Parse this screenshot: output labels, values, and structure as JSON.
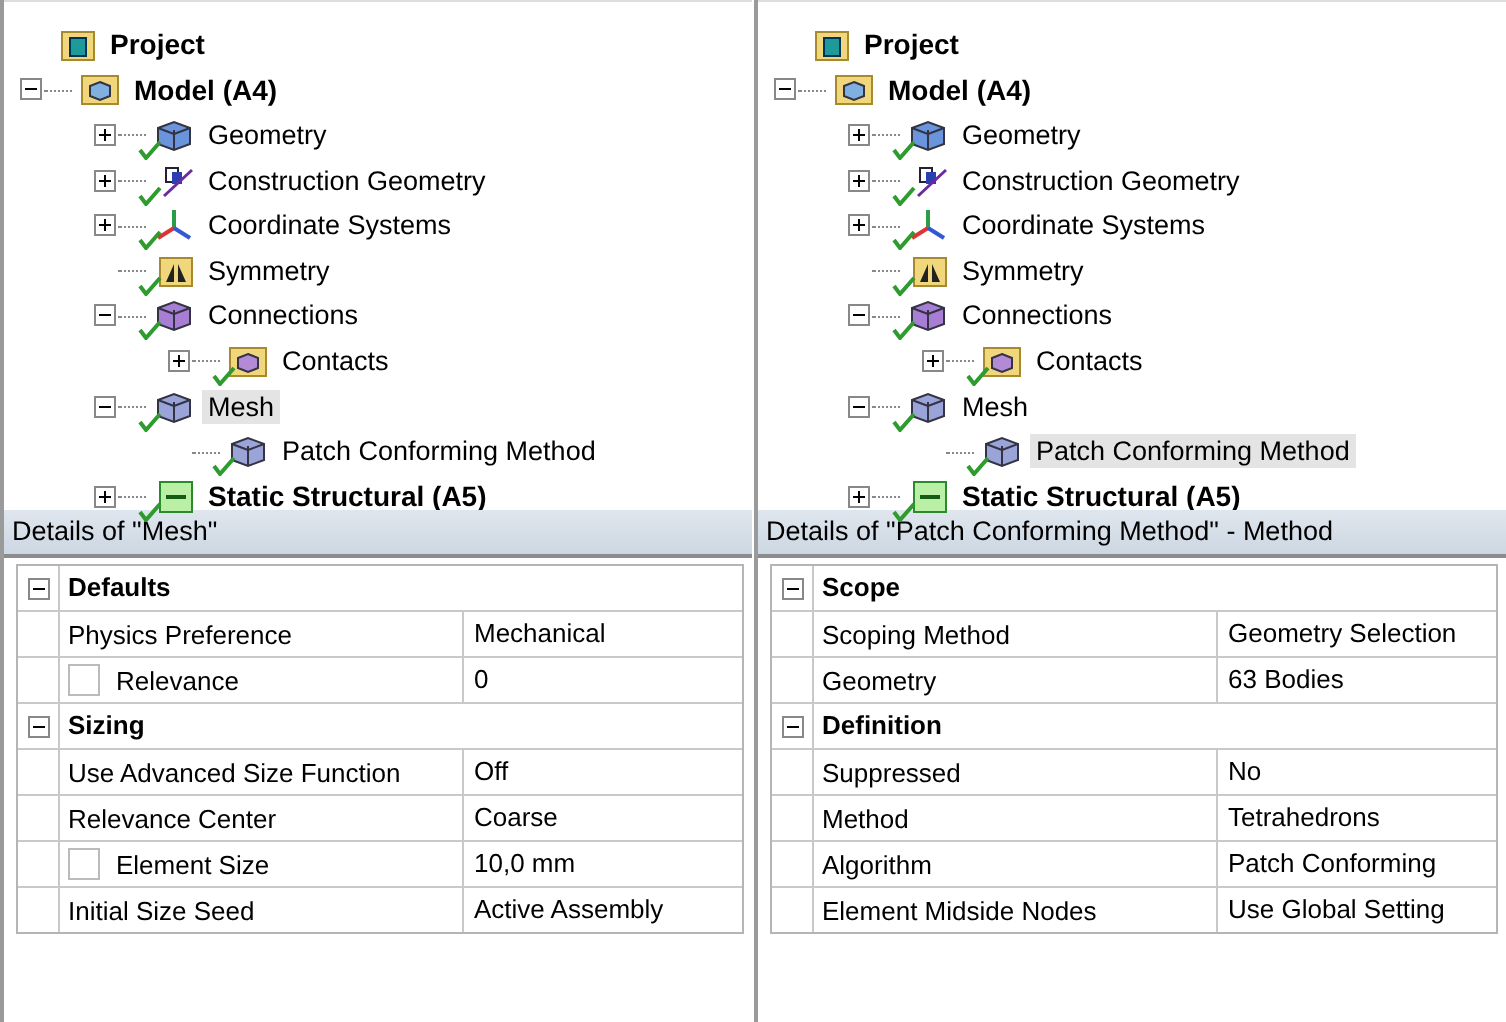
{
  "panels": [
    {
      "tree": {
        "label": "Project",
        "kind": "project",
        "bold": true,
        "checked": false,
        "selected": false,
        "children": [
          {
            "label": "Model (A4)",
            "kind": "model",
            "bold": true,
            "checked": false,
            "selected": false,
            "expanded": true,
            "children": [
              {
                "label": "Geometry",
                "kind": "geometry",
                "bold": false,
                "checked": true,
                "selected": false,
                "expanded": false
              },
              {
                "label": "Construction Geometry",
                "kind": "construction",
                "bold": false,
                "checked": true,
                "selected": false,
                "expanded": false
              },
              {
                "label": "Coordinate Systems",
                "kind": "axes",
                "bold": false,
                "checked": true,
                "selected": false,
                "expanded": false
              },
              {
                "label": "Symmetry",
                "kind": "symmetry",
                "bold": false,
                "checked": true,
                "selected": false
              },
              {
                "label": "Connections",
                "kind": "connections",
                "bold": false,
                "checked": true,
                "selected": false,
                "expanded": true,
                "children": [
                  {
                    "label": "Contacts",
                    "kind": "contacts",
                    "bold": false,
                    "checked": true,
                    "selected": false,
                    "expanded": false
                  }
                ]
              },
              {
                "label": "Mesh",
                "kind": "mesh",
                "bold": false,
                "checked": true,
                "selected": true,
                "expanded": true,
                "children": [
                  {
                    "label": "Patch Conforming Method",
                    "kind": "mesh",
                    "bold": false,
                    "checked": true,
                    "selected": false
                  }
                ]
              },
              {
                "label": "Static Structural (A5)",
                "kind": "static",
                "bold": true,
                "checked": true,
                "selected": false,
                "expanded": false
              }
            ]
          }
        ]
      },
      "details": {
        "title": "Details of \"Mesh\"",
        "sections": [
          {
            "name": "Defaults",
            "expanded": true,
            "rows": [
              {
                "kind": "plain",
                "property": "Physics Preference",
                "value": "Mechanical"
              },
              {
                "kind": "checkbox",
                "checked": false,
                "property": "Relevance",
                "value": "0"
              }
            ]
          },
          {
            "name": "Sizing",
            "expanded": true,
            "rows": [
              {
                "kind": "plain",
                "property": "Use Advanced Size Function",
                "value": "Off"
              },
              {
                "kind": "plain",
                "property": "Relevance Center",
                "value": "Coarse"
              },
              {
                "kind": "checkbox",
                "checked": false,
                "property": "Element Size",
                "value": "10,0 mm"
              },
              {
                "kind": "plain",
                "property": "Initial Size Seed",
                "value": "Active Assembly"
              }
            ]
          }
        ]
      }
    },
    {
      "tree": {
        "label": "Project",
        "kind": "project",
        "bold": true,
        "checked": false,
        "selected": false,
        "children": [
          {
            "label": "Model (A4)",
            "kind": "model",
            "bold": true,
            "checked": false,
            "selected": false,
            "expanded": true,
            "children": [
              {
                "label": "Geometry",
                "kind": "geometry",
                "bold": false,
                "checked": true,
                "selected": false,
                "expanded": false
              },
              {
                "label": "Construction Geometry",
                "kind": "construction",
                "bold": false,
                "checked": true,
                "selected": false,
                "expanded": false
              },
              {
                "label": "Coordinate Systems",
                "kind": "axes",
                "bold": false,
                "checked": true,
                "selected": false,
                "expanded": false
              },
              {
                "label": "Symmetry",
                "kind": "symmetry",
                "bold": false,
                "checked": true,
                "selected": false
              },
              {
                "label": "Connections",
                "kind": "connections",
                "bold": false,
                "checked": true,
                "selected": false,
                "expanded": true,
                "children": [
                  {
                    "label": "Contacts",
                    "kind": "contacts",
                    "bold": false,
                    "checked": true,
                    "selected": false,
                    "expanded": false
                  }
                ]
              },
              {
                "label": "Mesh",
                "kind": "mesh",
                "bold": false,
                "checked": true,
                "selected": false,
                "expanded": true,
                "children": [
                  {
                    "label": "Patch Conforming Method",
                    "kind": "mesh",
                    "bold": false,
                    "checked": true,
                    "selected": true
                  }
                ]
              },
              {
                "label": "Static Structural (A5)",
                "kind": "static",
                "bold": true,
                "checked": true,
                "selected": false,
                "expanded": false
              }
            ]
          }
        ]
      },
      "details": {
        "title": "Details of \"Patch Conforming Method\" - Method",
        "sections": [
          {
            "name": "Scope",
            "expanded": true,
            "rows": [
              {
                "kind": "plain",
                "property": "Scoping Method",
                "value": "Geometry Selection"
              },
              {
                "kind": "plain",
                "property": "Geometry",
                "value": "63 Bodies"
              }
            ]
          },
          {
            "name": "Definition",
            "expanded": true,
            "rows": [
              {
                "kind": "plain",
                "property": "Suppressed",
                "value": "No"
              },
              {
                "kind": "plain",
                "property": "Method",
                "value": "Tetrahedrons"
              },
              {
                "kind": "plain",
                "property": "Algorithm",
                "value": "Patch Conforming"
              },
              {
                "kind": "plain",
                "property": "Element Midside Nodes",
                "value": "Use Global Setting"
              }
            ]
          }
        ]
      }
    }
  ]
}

* * *

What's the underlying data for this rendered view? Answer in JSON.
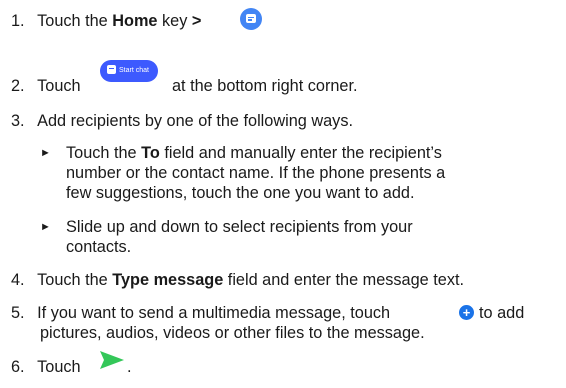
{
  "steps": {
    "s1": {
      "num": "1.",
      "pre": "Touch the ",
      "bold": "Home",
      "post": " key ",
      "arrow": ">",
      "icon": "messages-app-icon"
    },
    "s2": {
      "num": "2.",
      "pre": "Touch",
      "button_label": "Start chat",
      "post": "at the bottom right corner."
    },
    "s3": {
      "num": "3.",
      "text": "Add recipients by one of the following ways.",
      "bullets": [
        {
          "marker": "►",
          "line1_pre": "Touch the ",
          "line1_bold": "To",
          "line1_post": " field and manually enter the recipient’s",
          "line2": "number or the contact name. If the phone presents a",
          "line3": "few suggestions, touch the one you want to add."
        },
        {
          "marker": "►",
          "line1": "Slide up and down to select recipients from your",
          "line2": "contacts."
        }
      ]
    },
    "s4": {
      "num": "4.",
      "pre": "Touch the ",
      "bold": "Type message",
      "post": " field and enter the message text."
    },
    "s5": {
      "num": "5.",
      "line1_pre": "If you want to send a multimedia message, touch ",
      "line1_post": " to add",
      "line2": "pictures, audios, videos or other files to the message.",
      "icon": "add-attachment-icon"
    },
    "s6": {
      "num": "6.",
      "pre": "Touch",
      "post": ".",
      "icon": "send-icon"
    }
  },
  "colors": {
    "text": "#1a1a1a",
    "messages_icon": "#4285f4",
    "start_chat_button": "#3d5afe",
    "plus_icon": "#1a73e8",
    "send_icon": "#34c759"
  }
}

> **DIRECTIONS FOR THIS TASK**
Return all the lines that contain the string "Size".

> **FINISHED EXERCISE**
                "property": "Use Advanced Size Function",
                "property": "Element Size",
                "property": "Initial Size Seed",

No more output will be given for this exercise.